**RECORDS**
──────────────────────────────

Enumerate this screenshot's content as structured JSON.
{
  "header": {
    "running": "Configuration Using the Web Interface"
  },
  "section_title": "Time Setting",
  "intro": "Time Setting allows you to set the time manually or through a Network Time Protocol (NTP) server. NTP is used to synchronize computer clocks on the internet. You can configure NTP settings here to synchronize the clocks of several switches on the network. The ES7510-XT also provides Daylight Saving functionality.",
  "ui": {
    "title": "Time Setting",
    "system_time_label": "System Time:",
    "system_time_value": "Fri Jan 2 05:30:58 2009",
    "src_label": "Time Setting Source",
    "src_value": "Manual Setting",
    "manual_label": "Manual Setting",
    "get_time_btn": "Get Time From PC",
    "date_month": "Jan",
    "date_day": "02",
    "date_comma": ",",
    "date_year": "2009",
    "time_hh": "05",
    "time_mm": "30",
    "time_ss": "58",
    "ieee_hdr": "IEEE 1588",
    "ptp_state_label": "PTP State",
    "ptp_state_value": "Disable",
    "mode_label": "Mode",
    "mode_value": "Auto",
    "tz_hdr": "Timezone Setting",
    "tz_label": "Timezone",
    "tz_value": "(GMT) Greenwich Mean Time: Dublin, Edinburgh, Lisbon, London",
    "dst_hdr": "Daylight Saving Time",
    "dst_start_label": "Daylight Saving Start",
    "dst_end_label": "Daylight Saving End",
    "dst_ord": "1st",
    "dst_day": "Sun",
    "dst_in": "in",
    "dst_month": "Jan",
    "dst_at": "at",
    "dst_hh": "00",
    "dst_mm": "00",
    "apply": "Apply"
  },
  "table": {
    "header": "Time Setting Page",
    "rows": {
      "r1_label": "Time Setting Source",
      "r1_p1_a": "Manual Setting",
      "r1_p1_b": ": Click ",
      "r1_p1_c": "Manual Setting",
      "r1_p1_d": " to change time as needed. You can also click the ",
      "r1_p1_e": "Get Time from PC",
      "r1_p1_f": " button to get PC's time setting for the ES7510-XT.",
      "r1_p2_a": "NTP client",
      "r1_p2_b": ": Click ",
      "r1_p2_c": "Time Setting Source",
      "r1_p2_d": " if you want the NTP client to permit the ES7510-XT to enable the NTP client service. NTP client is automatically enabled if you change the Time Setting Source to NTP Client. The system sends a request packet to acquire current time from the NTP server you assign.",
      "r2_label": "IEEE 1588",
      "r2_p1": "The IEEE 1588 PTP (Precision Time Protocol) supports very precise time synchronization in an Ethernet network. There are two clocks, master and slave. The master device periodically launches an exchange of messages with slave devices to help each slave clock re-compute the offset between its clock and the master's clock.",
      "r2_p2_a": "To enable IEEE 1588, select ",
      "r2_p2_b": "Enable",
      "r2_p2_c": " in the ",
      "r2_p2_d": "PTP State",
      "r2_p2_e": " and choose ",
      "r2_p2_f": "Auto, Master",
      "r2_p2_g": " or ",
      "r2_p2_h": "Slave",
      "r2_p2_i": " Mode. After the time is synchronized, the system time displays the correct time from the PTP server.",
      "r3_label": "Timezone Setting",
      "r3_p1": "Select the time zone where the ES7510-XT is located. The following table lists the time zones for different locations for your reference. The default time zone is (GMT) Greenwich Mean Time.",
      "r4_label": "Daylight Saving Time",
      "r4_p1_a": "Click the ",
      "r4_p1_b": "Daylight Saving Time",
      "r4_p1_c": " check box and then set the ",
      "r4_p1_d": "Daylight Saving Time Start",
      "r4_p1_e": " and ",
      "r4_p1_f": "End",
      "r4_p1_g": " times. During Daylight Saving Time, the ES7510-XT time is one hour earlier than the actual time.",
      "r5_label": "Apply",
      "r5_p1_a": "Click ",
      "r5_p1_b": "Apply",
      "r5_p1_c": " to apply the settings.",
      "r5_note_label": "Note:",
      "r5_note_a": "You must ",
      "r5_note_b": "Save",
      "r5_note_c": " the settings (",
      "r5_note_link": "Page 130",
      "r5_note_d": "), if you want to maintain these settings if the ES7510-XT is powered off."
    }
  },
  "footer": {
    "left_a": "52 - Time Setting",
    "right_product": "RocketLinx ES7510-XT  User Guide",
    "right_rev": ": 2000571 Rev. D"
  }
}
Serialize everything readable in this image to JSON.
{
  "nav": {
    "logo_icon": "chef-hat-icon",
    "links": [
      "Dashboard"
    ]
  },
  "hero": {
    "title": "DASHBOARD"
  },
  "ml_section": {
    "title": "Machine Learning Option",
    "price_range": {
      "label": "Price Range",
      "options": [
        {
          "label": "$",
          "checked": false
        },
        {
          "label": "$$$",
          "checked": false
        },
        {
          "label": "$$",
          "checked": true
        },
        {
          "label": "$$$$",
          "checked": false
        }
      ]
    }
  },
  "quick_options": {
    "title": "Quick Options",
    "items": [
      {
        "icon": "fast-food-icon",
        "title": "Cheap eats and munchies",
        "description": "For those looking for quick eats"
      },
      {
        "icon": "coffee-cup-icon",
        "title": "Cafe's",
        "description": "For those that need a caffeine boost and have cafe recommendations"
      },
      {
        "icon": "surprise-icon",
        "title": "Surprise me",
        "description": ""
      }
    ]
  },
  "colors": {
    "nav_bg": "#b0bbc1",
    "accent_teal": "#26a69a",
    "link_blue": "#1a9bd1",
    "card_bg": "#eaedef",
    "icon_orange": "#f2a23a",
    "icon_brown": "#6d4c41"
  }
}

──────────────────────────────

Extract the complete listing above, reproducing each line exactly.

**EXERCISE OUTPUT**
Enumerate this screenshot's content as structured JSON.
{
  "header": {
    "running": "Configuration Using the Web Interface"
  },
  "section_title": "Time Setting",
  "intro": "Time Setting allows you to set the time manually or through a Network Time Protocol (NTP) server. NTP is used to synchronize computer clocks on the internet. You can configure NTP settings here to synchronize the clocks of several switches on the network. The ES7510-XT also provides Daylight Saving functionality.",
  "ui": {
    "title": "Time Setting",
    "system_time_label": "System Time:",
    "system_time_value": "Fri Jan 2 05:30:58 2009",
    "src_label": "Time Setting Source",
    "src_value": "Manual Setting",
    "manual_label": "Manual Setting",
    "get_time_btn": "Get Time From PC",
    "date_month": "Jan",
    "date_day": "02",
    "date_comma": ",",
    "date_year": "2009",
    "time_hh": "05",
    "time_mm": "30",
    "time_ss": "58",
    "ieee_hdr": "IEEE 1588",
    "ptp_state_label": "PTP State",
    "ptp_state_value": "Disable",
    "mode_label": "Mode",
    "mode_value": "Auto",
    "tz_hdr": "Timezone Setting",
    "tz_label": "Timezone",
    "tz_value": "(GMT) Greenwich Mean Time: Dublin, Edinburgh, Lisbon, London",
    "dst_hdr": "Daylight Saving Time",
    "dst_start_label": "Daylight Saving Start",
    "dst_end_label": "Daylight Saving End",
    "dst_ord": "1st",
    "dst_day": "Sun",
    "dst_in": "in",
    "dst_month": "Jan",
    "dst_at": "at",
    "dst_hh": "00",
    "dst_mm": "00",
    "apply": "Apply"
  },
  "table": {
    "header": "Time Setting Page",
    "rows": {
      "r1_label": "Time Setting Source",
      "r1_p1_a": "Manual Setting",
      "r1_p1_b": ": Click ",
      "r1_p1_c": "Manual Setting",
      "r1_p1_d": " to change time as needed. You can also click the ",
      "r1_p1_e": "Get Time from PC",
      "r1_p1_f": " button to get PC's time setting for the ES7510-XT.",
      "r1_p2_a": "NTP client",
      "r1_p2_b": ": Click ",
      "r1_p2_c": "Time Setting Source",
      "r1_p2_d": " if you want the NTP client to permit the ES7510-XT to enable the NTP client service. NTP client is automatically enabled if you change the Time Setting Source to NTP Client. The system sends a request packet to acquire current time from the NTP server you assign.",
      "r2_label": "IEEE 1588",
      "r2_p1": "The IEEE 1588 PTP (Precision Time Protocol) supports very precise time synchronization in an Ethernet network. There are two clocks, master and slave. The master device periodically launches an exchange of messages with slave devices to help each slave clock re-compute the offset between its clock and the master's clock.",
      "r2_p2_a": "To enable IEEE 1588, select ",
      "r2_p2_b": "Enable",
      "r2_p2_c": " in the ",
      "r2_p2_d": "PTP State",
      "r2_p2_e": " and choose ",
      "r2_p2_f": "Auto, Master",
      "r2_p2_g": " or ",
      "r2_p2_h": "Slave",
      "r2_p2_i": " Mode. After the time is synchronized, the system time displays the correct time from the PTP server.",
      "r3_label": "Timezone Setting",
      "r3_p1": "Select the time zone where the ES7510-XT is located. The following table lists the time zones for different locations for your reference. The default time zone is (GMT) Greenwich Mean Time.",
      "r4_label": "Daylight Saving Time",
      "r4_p1_a": "Click the ",
      "r4_p1_b": "Daylight Saving Time",
      "r4_p1_c": " check box and then set the ",
      "r4_p1_d": "Daylight Saving Time Start",
      "r4_p1_e": " and ",
      "r4_p1_f": "End",
      "r4_p1_g": " times. During Daylight Saving Time, the ES7510-XT time is one hour earlier than the actual time.",
      "r5_label": "Apply",
      "r5_p1_a": "Click ",
      "r5_p1_b": "Apply",
      "r5_p1_c": " to apply the settings.",
      "r5_note_label": "Note:",
      "r5_note_a": "You must ",
      "r5_note_b": "Save",
      "r5_note_c": " the settings (",
      "r5_note_link": "Page 130",
      "r5_note_d": "), if you want to maintain these settings if the ES7510-XT is powered off."
    }
  },
  "footer": {
    "left_a": "52 - Time Setting",
    "right_product": "RocketLinx ES7510-XT  User Guide",
    "right_rev": ": 2000571 Rev. D"
  }
}
Serialize everything readable in this image to JSON.
{
  "nav": {
    "logo_icon": "chef-hat-icon",
    "links": [
      "Dashboard"
    ]
  },
  "hero": {
    "title": "DASHBOARD"
  },
  "ml_section": {
    "title": "Machine Learning Option",
    "price_range": {
      "label": "Price Range",
      "options": [
        {
          "label": "$",
          "checked": false
        },
        {
          "label": "$$$",
          "checked": false
        },
        {
          "label": "$$",
          "checked": true
        },
        {
          "label": "$$$$",
          "checked": false
        }
      ]
    }
  },
  "quick_options": {
    "title": "Quick Options",
    "items": [
      {
        "icon": "fast-food-icon",
        "title": "Cheap eats and munchies",
        "description": "For those looking for quick eats"
      },
      {
        "icon": "coffee-cup-icon",
        "title": "Cafe's",
        "description": "For those that need a caffeine boost and have cafe recommendations"
      },
      {
        "icon": "surprise-icon",
        "title": "Surprise me",
        "description": ""
      }
    ]
  },
  "colors": {
    "nav_bg": "#b0bbc1",
    "accent_teal": "#26a69a",
    "link_blue": "#1a9bd1",
    "card_bg": "#eaedef",
    "icon_orange": "#f2a23a",
    "icon_brown": "#6d4c41"
  }
}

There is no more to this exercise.